== REQUIRED TASK ==
What is needed here is an exact copy of every entry.

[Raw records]
+-------+

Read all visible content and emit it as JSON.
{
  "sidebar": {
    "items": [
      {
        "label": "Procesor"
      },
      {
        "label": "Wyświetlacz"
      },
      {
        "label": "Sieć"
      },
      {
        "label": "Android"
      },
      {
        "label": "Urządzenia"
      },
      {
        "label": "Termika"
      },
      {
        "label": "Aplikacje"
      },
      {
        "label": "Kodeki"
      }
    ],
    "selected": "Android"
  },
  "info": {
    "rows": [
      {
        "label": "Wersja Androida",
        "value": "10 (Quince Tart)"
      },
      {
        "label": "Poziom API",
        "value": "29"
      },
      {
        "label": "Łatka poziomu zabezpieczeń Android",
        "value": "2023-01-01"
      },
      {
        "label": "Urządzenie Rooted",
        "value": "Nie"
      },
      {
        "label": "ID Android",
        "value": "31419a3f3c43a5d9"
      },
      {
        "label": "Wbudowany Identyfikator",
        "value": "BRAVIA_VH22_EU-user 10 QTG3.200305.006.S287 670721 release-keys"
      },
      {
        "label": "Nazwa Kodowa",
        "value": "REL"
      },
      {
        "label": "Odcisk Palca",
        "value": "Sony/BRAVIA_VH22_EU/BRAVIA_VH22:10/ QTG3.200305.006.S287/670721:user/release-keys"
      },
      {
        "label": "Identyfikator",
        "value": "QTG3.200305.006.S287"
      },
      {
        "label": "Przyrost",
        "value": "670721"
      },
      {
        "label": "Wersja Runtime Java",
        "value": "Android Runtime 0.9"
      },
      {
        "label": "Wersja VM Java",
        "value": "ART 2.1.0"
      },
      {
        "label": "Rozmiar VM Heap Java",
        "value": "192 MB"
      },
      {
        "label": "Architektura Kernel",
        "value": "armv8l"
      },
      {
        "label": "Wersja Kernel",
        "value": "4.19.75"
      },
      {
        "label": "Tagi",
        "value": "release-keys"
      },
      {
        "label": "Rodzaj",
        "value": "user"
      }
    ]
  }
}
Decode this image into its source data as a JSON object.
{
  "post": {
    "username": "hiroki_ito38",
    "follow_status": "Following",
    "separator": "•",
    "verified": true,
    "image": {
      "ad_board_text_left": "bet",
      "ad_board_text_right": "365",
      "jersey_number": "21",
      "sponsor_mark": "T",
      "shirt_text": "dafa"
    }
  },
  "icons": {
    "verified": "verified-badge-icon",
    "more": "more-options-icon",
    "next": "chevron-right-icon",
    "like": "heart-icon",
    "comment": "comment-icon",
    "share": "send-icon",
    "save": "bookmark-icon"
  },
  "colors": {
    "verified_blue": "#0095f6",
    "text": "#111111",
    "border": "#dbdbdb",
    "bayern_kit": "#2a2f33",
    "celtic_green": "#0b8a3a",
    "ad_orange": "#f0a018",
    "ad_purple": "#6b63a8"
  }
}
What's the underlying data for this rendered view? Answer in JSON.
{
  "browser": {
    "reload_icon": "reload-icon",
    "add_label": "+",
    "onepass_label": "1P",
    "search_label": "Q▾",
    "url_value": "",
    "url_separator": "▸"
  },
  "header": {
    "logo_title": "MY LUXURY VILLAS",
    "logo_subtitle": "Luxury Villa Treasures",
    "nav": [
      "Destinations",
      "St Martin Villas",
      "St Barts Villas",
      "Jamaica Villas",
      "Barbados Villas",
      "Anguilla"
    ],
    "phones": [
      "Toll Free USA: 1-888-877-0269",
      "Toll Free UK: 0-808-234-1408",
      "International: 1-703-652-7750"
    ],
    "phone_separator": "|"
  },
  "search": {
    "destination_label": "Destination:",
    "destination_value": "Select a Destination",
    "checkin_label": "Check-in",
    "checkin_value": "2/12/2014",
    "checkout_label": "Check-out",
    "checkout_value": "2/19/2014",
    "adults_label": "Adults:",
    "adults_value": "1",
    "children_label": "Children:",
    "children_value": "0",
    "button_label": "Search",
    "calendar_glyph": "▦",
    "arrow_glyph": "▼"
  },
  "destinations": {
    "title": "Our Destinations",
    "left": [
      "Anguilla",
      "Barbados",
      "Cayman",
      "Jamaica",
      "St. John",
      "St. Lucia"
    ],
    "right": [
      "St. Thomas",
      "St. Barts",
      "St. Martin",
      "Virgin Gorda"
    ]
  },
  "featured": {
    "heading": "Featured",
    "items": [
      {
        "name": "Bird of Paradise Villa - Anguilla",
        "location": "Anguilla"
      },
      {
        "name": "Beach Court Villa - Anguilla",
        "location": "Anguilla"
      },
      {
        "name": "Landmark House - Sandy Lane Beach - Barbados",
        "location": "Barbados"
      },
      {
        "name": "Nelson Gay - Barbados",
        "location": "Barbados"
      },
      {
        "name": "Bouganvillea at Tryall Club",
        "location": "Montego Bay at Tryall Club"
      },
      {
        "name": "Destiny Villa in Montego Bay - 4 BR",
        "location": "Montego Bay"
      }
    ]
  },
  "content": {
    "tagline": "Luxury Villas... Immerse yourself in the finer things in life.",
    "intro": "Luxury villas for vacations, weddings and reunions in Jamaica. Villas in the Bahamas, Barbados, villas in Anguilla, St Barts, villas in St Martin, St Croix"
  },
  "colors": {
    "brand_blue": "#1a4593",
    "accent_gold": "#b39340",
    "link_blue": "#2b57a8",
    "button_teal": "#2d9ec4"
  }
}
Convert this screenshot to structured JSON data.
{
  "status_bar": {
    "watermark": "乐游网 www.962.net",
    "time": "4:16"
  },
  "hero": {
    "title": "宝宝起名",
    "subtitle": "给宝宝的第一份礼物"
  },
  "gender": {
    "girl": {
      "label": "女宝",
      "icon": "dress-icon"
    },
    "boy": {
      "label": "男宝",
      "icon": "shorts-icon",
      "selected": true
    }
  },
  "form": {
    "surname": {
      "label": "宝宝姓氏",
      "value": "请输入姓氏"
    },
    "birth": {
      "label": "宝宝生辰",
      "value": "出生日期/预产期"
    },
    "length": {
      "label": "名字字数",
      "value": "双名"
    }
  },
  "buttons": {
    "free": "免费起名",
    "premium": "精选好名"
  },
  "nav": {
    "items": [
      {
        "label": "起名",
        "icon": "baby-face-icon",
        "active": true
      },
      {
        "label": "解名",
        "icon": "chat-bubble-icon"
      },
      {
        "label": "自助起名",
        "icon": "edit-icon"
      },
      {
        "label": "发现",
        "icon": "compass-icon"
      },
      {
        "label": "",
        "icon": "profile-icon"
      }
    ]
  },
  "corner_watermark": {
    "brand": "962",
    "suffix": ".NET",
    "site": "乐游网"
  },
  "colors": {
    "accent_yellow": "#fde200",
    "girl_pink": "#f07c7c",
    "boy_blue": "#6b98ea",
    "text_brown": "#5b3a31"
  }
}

+-------+

== OUTPUT BELOW ==
Read all visible content and emit it as JSON.
{
  "sidebar": {
    "items": [
      {
        "label": "Procesor"
      },
      {
        "label": "Wyświetlacz"
      },
      {
        "label": "Sieć"
      },
      {
        "label": "Android"
      },
      {
        "label": "Urządzenia"
      },
      {
        "label": "Termika"
      },
      {
        "label": "Aplikacje"
      },
      {
        "label": "Kodeki"
      }
    ],
    "selected": "Android"
  },
  "info": {
    "rows": [
      {
        "label": "Wersja Androida",
        "value": "10 (Quince Tart)"
      },
      {
        "label": "Poziom API",
        "value": "29"
      },
      {
        "label": "Łatka poziomu zabezpieczeń Android",
        "value": "2023-01-01"
      },
      {
        "label": "Urządzenie Rooted",
        "value": "Nie"
      },
      {
        "label": "ID Android",
        "value": "31419a3f3c43a5d9"
      },
      {
        "label": "Wbudowany Identyfikator",
        "value": "BRAVIA_VH22_EU-user 10 QTG3.200305.006.S287 670721 release-keys"
      },
      {
        "label": "Nazwa Kodowa",
        "value": "REL"
      },
      {
        "label": "Odcisk Palca",
        "value": "Sony/BRAVIA_VH22_EU/BRAVIA_VH22:10/ QTG3.200305.006.S287/670721:user/release-keys"
      },
      {
        "label": "Identyfikator",
        "value": "QTG3.200305.006.S287"
      },
      {
        "label": "Przyrost",
        "value": "670721"
      },
      {
        "label": "Wersja Runtime Java",
        "value": "Android Runtime 0.9"
      },
      {
        "label": "Wersja VM Java",
        "value": "ART 2.1.0"
      },
      {
        "label": "Rozmiar VM Heap Java",
        "value": "192 MB"
      },
      {
        "label": "Architektura Kernel",
        "value": "armv8l"
      },
      {
        "label": "Wersja Kernel",
        "value": "4.19.75"
      },
      {
        "label": "Tagi",
        "value": "release-keys"
      },
      {
        "label": "Rodzaj",
        "value": "user"
      }
    ]
  }
}
Decode this image into its source data as a JSON object.
{
  "post": {
    "username": "hiroki_ito38",
    "follow_status": "Following",
    "separator": "•",
    "verified": true,
    "image": {
      "ad_board_text_left": "bet",
      "ad_board_text_right": "365",
      "jersey_number": "21",
      "sponsor_mark": "T",
      "shirt_text": "dafa"
    }
  },
  "icons": {
    "verified": "verified-badge-icon",
    "more": "more-options-icon",
    "next": "chevron-right-icon",
    "like": "heart-icon",
    "comment": "comment-icon",
    "share": "send-icon",
    "save": "bookmark-icon"
  },
  "colors": {
    "verified_blue": "#0095f6",
    "text": "#111111",
    "border": "#dbdbdb",
    "bayern_kit": "#2a2f33",
    "celtic_green": "#0b8a3a",
    "ad_orange": "#f0a018",
    "ad_purple": "#6b63a8"
  }
}
What's the underlying data for this rendered view? Answer in JSON.
{
  "browser": {
    "reload_icon": "reload-icon",
    "add_label": "+",
    "onepass_label": "1P",
    "search_label": "Q▾",
    "url_value": "",
    "url_separator": "▸"
  },
  "header": {
    "logo_title": "MY LUXURY VILLAS",
    "logo_subtitle": "Luxury Villa Treasures",
    "nav": [
      "Destinations",
      "St Martin Villas",
      "St Barts Villas",
      "Jamaica Villas",
      "Barbados Villas",
      "Anguilla"
    ],
    "phones": [
      "Toll Free USA: 1-888-877-0269",
      "Toll Free UK: 0-808-234-1408",
      "International: 1-703-652-7750"
    ],
    "phone_separator": "|"
  },
  "search": {
    "destination_label": "Destination:",
    "destination_value": "Select a Destination",
    "checkin_label": "Check-in",
    "checkin_value": "2/12/2014",
    "checkout_label": "Check-out",
    "checkout_value": "2/19/2014",
    "adults_label": "Adults:",
    "adults_value": "1",
    "children_label": "Children:",
    "children_value": "0",
    "button_label": "Search",
    "calendar_glyph": "▦",
    "arrow_glyph": "▼"
  },
  "destinations": {
    "title": "Our Destinations",
    "left": [
      "Anguilla",
      "Barbados",
      "Cayman",
      "Jamaica",
      "St. John",
      "St. Lucia"
    ],
    "right": [
      "St. Thomas",
      "St. Barts",
      "St. Martin",
      "Virgin Gorda"
    ]
  },
  "featured": {
    "heading": "Featured",
    "items": [
      {
        "name": "Bird of Paradise Villa - Anguilla",
        "location": "Anguilla"
      },
      {
        "name": "Beach Court Villa - Anguilla",
        "location": "Anguilla"
      },
      {
        "name": "Landmark House - Sandy Lane Beach - Barbados",
        "location": "Barbados"
      },
      {
        "name": "Nelson Gay - Barbados",
        "location": "Barbados"
      },
      {
        "name": "Bouganvillea at Tryall Club",
        "location": "Montego Bay at Tryall Club"
      },
      {
        "name": "Destiny Villa in Montego Bay - 4 BR",
        "location": "Montego Bay"
      }
    ]
  },
  "content": {
    "tagline": "Luxury Villas... Immerse yourself in the finer things in life.",
    "intro": "Luxury villas for vacations, weddings and reunions in Jamaica. Villas in the Bahamas, Barbados, villas in Anguilla, St Barts, villas in St Martin, St Croix"
  },
  "colors": {
    "brand_blue": "#1a4593",
    "accent_gold": "#b39340",
    "link_blue": "#2b57a8",
    "button_teal": "#2d9ec4"
  }
}
Convert this screenshot to structured JSON data.
{
  "status_bar": {
    "watermark": "乐游网 www.962.net",
    "time": "4:16"
  },
  "hero": {
    "title": "宝宝起名",
    "subtitle": "给宝宝的第一份礼物"
  },
  "gender": {
    "girl": {
      "label": "女宝",
      "icon": "dress-icon"
    },
    "boy": {
      "label": "男宝",
      "icon": "shorts-icon",
      "selected": true
    }
  },
  "form": {
    "surname": {
      "label": "宝宝姓氏",
      "value": "请输入姓氏"
    },
    "birth": {
      "label": "宝宝生辰",
      "value": "出生日期/预产期"
    },
    "length": {
      "label": "名字字数",
      "value": "双名"
    }
  },
  "buttons": {
    "free": "免费起名",
    "premium": "精选好名"
  },
  "nav": {
    "items": [
      {
        "label": "起名",
        "icon": "baby-face-icon",
        "active": true
      },
      {
        "label": "解名",
        "icon": "chat-bubble-icon"
      },
      {
        "label": "自助起名",
        "icon": "edit-icon"
      },
      {
        "label": "发现",
        "icon": "compass-icon"
      },
      {
        "label": "",
        "icon": "profile-icon"
      }
    ]
  },
  "corner_watermark": {
    "brand": "962",
    "suffix": ".NET",
    "site": "乐游网"
  },
  "colors": {
    "accent_yellow": "#fde200",
    "girl_pink": "#f07c7c",
    "boy_blue": "#6b98ea",
    "text_brown": "#5b3a31"
  }
}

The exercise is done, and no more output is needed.